## Alıntılanan Metin
────────────────────

Ya İstiklal Ya Ölüm!

1877/1878 “93 Harbi”,
1911 Trablusgarp,
1912/1913 Balkan Harbi,
1914 - 1918 Birinci Dünya Harbi,
30 Ekim 1918 Mondros Mütarekesi,
13 Kasım 1918 İtilaf Donanmasının (61 gemi ile, Yunanlılar katılınca 73 gemi ile) İstanbul’u İşgali,
Aynı gün “geldikleri gibi giderler” Sözü,
15 Mayıs 1919 İzmir’i Yunanlıların İşgali,
15 Mart 1920 İstanbul’da Bütün Devlet Kurumlarının İşgali.
…..

Bütün bunlar yaşandı,
Devlet artık esirdi.
Hem de haçlı ordusuna!
Fakat kabul edilemezdi.
Ve edilmedi.

..

Bunlara karşılık;
Yurdun birçok yerinde Kuva-yı Milliye ve Müdafaa-i Hukuk Cemiyetleri Kurulmuştu,
19 Mayıs 1919 - 19 Vatan Evladının Samsun’a Çıkması,
22 Haziran 1919 Amasya Genelgesi - Milletin Birliği Kararları,
23 Temmuz 1919 Erzurum Kongresi - Bağımsız Milli Sınırlar Kararı,
4 Eylül 1919 Sivas Kongresi - “Anadolu ve Rumeli Müdafaa-i Hukuk Cemiyeti” Kuruldu, Türk Milleti Bütün İdi,
Gereği yapılacaktı.
Türk bayrağı bayrak olalı hiçbir gün yere düşmemişti.
Ve
Gereği yapıldı…
27 Aralık 1919 Ankara’ya Geliş,
23 Nisan 1920 Türkiye Büyük Millet Meclisi’nin Dualarla Açılışı…
Bu Meclis tarihe Gazi Meclis adıyla geçti. Çünkü dünya tarihinde milletin, milletin meclisinin ve milletin ordusunun birlikte “Bağımsızlık ve İstiklal Savaşı” yürüten ve zafere ulaşan tek meclis işte bu meclistir. Başka örneği de yoktur.
Türk Milleti’nin önünde Başbuğ Mustafa Kemal Atatürk vardı.

────────────────────

## Alıştırma Yönergesi
Yukarıdaki Kurtuluş Savaşı metninden "Fakat kabul edilemezdi." ile "Gereği yapılacaktı." arasındaki bölümü, bu iki ifade de dâhil olmak üzere aynen alıntılayınız.

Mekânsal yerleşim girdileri

────────────────────

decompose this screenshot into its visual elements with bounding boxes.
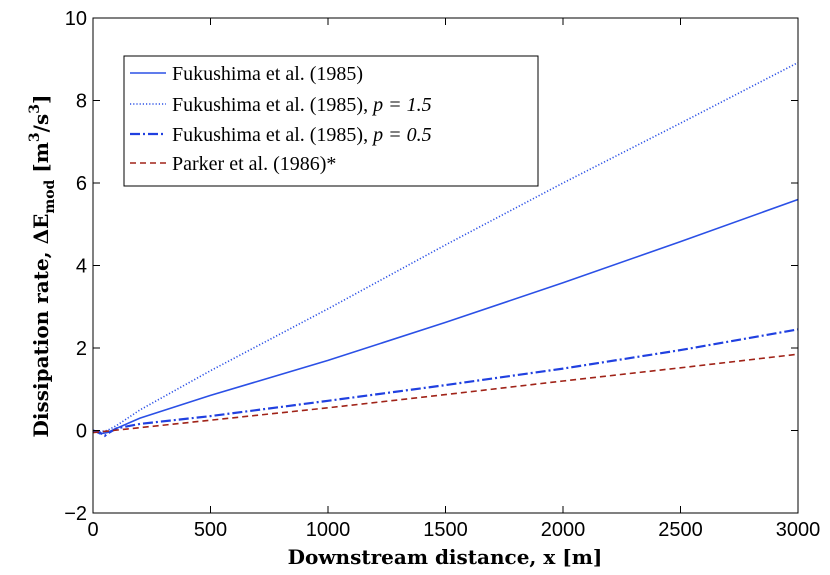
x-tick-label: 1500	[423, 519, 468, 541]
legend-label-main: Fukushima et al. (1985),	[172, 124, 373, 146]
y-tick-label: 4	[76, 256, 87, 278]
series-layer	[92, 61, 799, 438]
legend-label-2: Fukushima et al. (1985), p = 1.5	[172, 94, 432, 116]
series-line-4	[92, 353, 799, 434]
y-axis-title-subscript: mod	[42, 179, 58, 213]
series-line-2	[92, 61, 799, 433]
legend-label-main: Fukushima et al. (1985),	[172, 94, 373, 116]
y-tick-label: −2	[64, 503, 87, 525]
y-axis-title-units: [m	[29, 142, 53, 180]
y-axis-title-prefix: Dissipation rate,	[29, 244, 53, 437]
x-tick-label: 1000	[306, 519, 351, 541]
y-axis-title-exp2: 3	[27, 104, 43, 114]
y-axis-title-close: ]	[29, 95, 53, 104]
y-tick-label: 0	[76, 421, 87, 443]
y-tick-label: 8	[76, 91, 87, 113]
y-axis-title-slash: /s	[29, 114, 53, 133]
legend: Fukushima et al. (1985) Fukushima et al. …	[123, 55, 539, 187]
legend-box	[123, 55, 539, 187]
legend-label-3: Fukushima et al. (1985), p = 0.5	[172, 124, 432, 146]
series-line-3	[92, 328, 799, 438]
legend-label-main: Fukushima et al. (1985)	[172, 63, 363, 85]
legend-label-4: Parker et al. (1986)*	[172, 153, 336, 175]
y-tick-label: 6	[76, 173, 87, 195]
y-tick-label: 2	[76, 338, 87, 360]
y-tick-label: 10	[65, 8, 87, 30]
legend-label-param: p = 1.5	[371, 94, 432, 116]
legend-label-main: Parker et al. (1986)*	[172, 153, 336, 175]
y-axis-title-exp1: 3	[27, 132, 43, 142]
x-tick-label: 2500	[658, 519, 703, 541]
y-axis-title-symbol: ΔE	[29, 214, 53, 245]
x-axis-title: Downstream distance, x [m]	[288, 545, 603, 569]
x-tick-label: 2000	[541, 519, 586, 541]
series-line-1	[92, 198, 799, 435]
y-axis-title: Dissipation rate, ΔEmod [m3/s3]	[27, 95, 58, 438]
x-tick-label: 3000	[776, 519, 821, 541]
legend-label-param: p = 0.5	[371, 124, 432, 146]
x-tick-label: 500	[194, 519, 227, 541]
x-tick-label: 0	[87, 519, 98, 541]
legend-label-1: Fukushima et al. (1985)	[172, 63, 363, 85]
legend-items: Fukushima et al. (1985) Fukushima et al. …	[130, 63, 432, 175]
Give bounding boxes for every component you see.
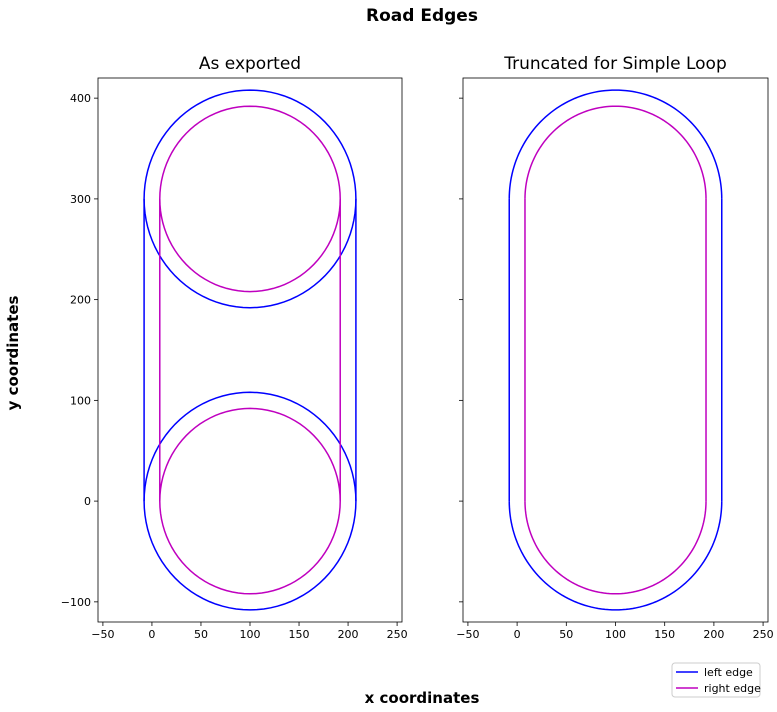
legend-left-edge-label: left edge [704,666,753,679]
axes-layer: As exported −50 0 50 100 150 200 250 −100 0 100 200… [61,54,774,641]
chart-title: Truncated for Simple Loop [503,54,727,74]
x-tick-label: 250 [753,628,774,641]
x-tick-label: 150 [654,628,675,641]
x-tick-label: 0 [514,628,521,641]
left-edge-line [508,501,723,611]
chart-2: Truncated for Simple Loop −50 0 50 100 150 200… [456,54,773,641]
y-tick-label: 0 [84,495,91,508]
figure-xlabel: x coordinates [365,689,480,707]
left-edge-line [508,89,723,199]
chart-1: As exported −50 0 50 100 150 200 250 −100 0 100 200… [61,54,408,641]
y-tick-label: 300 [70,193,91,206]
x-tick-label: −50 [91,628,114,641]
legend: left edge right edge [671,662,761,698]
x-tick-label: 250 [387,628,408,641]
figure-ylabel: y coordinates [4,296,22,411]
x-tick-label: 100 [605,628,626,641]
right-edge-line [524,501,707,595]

────────────────────

## Problemin Çözümü
Fakat kabul edilemezdi.
Ve edilmedi.

..

Bunlara karşılık;
Yurdun birçok yerinde Kuva-yı Milliye ve Müdafaa-i Hukuk Cemiyetleri Kurulmuştu,
19 Mayıs 1919 - 19 Vatan Evladının Samsun’a Çıkması,
22 Haziran 1919 Amasya Genelgesi - Milletin Birliği Kararları,
23 Temmuz 1919 Erzurum Kongresi - Bağımsız Milli Sınırlar Kararı,
4 Eylül 1919 Sivas Kongresi - “Anadolu ve Rumeli Müdafaa-i Hukuk Cemiyeti” Kuruldu, Türk Milleti Bütün İdi,
Gereği yapılacaktı.